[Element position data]
== == ==
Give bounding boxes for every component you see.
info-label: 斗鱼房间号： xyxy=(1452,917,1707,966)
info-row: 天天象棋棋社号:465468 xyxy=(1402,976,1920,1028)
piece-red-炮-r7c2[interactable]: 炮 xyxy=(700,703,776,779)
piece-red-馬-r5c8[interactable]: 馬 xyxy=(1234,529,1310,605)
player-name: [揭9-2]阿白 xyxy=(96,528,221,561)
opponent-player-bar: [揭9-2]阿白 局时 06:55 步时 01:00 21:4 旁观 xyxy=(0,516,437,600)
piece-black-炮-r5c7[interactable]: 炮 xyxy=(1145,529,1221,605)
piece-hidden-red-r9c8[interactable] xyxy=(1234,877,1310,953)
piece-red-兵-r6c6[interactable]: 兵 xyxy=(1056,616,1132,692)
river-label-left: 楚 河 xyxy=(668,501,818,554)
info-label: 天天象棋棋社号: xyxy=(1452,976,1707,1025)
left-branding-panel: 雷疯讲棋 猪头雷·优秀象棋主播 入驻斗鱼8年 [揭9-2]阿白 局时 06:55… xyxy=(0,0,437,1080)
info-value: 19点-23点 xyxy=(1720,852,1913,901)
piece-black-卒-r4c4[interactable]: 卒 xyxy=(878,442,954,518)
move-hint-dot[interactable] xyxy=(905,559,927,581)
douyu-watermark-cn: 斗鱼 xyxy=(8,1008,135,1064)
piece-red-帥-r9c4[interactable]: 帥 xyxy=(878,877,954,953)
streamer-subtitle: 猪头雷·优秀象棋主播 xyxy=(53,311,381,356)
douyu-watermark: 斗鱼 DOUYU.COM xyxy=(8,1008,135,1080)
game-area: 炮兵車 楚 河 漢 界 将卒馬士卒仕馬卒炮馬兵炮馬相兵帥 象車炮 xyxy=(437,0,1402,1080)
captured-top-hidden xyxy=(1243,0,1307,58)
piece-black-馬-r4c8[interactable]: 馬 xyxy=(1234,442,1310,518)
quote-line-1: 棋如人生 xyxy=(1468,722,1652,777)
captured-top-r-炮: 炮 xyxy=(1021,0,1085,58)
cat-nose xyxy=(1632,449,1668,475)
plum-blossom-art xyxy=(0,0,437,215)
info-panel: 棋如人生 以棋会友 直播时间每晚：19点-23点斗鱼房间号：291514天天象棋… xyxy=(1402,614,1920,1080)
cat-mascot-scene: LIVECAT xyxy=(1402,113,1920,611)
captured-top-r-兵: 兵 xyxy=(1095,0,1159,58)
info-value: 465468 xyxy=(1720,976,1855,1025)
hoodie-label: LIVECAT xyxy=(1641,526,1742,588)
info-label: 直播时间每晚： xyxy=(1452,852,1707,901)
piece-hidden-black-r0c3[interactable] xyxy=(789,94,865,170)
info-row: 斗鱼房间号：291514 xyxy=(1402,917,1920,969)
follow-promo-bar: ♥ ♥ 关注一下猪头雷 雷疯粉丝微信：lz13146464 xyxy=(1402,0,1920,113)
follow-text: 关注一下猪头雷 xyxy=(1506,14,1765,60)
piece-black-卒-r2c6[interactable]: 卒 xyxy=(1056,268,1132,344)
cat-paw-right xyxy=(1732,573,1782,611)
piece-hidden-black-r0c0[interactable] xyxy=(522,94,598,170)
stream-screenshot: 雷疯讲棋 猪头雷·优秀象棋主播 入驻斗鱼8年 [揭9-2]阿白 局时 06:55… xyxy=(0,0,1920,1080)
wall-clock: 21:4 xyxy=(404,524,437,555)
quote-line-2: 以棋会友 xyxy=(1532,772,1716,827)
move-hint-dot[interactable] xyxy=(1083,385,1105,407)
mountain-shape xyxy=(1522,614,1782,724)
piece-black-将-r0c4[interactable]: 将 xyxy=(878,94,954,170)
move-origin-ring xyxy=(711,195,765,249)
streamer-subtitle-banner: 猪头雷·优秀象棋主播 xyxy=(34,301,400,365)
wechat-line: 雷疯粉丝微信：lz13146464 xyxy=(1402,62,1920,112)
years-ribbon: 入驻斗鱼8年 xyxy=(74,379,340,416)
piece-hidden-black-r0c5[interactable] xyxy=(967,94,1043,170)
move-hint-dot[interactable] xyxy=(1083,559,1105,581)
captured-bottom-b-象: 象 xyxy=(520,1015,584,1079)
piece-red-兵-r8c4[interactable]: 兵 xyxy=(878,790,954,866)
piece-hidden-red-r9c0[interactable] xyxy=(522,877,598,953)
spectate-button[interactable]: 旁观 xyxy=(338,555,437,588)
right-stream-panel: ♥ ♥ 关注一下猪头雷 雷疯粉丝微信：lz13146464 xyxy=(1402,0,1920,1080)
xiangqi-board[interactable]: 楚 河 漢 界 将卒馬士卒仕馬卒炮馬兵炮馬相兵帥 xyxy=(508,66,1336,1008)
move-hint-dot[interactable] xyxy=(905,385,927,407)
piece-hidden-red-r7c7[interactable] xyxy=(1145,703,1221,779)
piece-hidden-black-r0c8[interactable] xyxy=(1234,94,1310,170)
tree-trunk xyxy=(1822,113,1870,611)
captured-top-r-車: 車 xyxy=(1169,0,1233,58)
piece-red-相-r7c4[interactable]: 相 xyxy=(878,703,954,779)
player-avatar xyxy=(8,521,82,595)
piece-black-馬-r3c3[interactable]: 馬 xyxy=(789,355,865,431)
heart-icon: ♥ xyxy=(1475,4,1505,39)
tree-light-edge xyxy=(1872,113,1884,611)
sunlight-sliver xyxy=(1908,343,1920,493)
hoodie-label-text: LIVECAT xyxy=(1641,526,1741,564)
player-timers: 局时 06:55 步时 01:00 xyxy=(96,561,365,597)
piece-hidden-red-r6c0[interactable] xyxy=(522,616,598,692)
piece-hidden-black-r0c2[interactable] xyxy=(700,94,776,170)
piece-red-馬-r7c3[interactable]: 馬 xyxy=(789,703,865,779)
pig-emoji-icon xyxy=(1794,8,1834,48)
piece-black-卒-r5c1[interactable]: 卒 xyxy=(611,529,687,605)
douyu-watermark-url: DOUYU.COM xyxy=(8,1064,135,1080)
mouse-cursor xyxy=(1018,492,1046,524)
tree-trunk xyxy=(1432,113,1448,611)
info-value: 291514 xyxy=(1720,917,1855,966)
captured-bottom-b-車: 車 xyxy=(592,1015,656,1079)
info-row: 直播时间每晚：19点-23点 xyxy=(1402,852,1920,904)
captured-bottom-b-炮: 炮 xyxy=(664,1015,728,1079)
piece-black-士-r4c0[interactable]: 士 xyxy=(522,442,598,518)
== == ==
Given exercise - Reproduce the listing above word for word, with every line unchanged and in its original order.

Answer to the problem -
Give bounding boxes for every component you see.
info-label: 斗鱼房间号： xyxy=(1452,917,1707,966)
info-row: 天天象棋棋社号:465468 xyxy=(1402,976,1920,1028)
piece-red-炮-r7c2[interactable]: 炮 xyxy=(700,703,776,779)
piece-red-馬-r5c8[interactable]: 馬 xyxy=(1234,529,1310,605)
player-name: [揭9-2]阿白 xyxy=(96,528,221,561)
opponent-player-bar: [揭9-2]阿白 局时 06:55 步时 01:00 21:4 旁观 xyxy=(0,516,437,600)
piece-black-炮-r5c7[interactable]: 炮 xyxy=(1145,529,1221,605)
piece-hidden-red-r9c8[interactable] xyxy=(1234,877,1310,953)
piece-red-兵-r6c6[interactable]: 兵 xyxy=(1056,616,1132,692)
river-label-left: 楚 河 xyxy=(668,501,818,554)
info-label: 天天象棋棋社号: xyxy=(1452,976,1707,1025)
left-branding-panel: 雷疯讲棋 猪头雷·优秀象棋主播 入驻斗鱼8年 [揭9-2]阿白 局时 06:55… xyxy=(0,0,437,1080)
info-value: 19点-23点 xyxy=(1720,852,1913,901)
piece-black-卒-r4c4[interactable]: 卒 xyxy=(878,442,954,518)
move-hint-dot[interactable] xyxy=(905,559,927,581)
douyu-watermark-cn: 斗鱼 xyxy=(8,1008,135,1064)
piece-red-帥-r9c4[interactable]: 帥 xyxy=(878,877,954,953)
streamer-subtitle: 猪头雷·优秀象棋主播 xyxy=(53,311,381,356)
douyu-watermark: 斗鱼 DOUYU.COM xyxy=(8,1008,135,1080)
game-area: 炮兵車 楚 河 漢 界 将卒馬士卒仕馬卒炮馬兵炮馬相兵帥 象車炮 xyxy=(437,0,1402,1080)
captured-top-hidden xyxy=(1243,0,1307,58)
piece-black-馬-r4c8[interactable]: 馬 xyxy=(1234,442,1310,518)
quote-line-1: 棋如人生 xyxy=(1468,722,1652,777)
captured-top-r-炮: 炮 xyxy=(1021,0,1085,58)
cat-nose xyxy=(1632,449,1668,475)
plum-blossom-art xyxy=(0,0,437,215)
info-panel: 棋如人生 以棋会友 直播时间每晚：19点-23点斗鱼房间号：291514天天象棋… xyxy=(1402,614,1920,1080)
cat-mascot-scene: LIVECAT xyxy=(1402,113,1920,611)
captured-top-r-兵: 兵 xyxy=(1095,0,1159,58)
info-value: 465468 xyxy=(1720,976,1855,1025)
hoodie-label: LIVECAT xyxy=(1641,526,1742,588)
info-label: 直播时间每晚： xyxy=(1452,852,1707,901)
piece-hidden-black-r0c3[interactable] xyxy=(789,94,865,170)
info-row: 斗鱼房间号：291514 xyxy=(1402,917,1920,969)
follow-promo-bar: ♥ ♥ 关注一下猪头雷 雷疯粉丝微信：lz13146464 xyxy=(1402,0,1920,113)
follow-text: 关注一下猪头雷 xyxy=(1506,14,1765,60)
piece-black-卒-r2c6[interactable]: 卒 xyxy=(1056,268,1132,344)
cat-paw-right xyxy=(1732,573,1782,611)
piece-hidden-black-r0c0[interactable] xyxy=(522,94,598,170)
stream-screenshot: 雷疯讲棋 猪头雷·优秀象棋主播 入驻斗鱼8年 [揭9-2]阿白 局时 06:55… xyxy=(0,0,1920,1080)
wall-clock: 21:4 xyxy=(404,524,437,555)
quote-line-2: 以棋会友 xyxy=(1532,772,1716,827)
move-hint-dot[interactable] xyxy=(1083,385,1105,407)
mountain-shape xyxy=(1522,614,1782,724)
piece-black-将-r0c4[interactable]: 将 xyxy=(878,94,954,170)
move-origin-ring xyxy=(711,195,765,249)
streamer-subtitle-banner: 猪头雷·优秀象棋主播 xyxy=(34,301,400,365)
wechat-line: 雷疯粉丝微信：lz13146464 xyxy=(1402,62,1920,112)
years-ribbon: 入驻斗鱼8年 xyxy=(74,379,340,416)
piece-hidden-black-r0c5[interactable] xyxy=(967,94,1043,170)
move-hint-dot[interactable] xyxy=(1083,559,1105,581)
captured-bottom-b-象: 象 xyxy=(520,1015,584,1079)
piece-red-兵-r8c4[interactable]: 兵 xyxy=(878,790,954,866)
piece-hidden-red-r9c0[interactable] xyxy=(522,877,598,953)
spectate-button[interactable]: 旁观 xyxy=(338,555,437,588)
right-stream-panel: ♥ ♥ 关注一下猪头雷 雷疯粉丝微信：lz13146464 xyxy=(1402,0,1920,1080)
xiangqi-board[interactable]: 楚 河 漢 界 将卒馬士卒仕馬卒炮馬兵炮馬相兵帥 xyxy=(508,66,1336,1008)
move-hint-dot[interactable] xyxy=(905,385,927,407)
piece-hidden-red-r7c7[interactable] xyxy=(1145,703,1221,779)
piece-hidden-black-r0c8[interactable] xyxy=(1234,94,1310,170)
tree-trunk xyxy=(1822,113,1870,611)
captured-top-r-車: 車 xyxy=(1169,0,1233,58)
piece-red-相-r7c4[interactable]: 相 xyxy=(878,703,954,779)
player-avatar xyxy=(8,521,82,595)
piece-black-馬-r3c3[interactable]: 馬 xyxy=(789,355,865,431)
heart-icon: ♥ xyxy=(1475,4,1505,39)
tree-light-edge xyxy=(1872,113,1884,611)
sunlight-sliver xyxy=(1908,343,1920,493)
hoodie-label-text: LIVECAT xyxy=(1641,526,1741,564)
player-timers: 局时 06:55 步时 01:00 xyxy=(96,561,365,597)
piece-hidden-red-r6c0[interactable] xyxy=(522,616,598,692)
piece-hidden-black-r0c2[interactable] xyxy=(700,94,776,170)
piece-red-馬-r7c3[interactable]: 馬 xyxy=(789,703,865,779)
pig-emoji-icon xyxy=(1794,8,1834,48)
piece-black-卒-r5c1[interactable]: 卒 xyxy=(611,529,687,605)
douyu-watermark-url: DOUYU.COM xyxy=(8,1064,135,1080)
mouse-cursor xyxy=(1018,492,1046,524)
tree-trunk xyxy=(1432,113,1448,611)
info-value: 291514 xyxy=(1720,917,1855,966)
captured-bottom-b-車: 車 xyxy=(592,1015,656,1079)
info-row: 直播时间每晚：19点-23点 xyxy=(1402,852,1920,904)
captured-bottom-b-炮: 炮 xyxy=(664,1015,728,1079)
piece-black-士-r4c0[interactable]: 士 xyxy=(522,442,598,518)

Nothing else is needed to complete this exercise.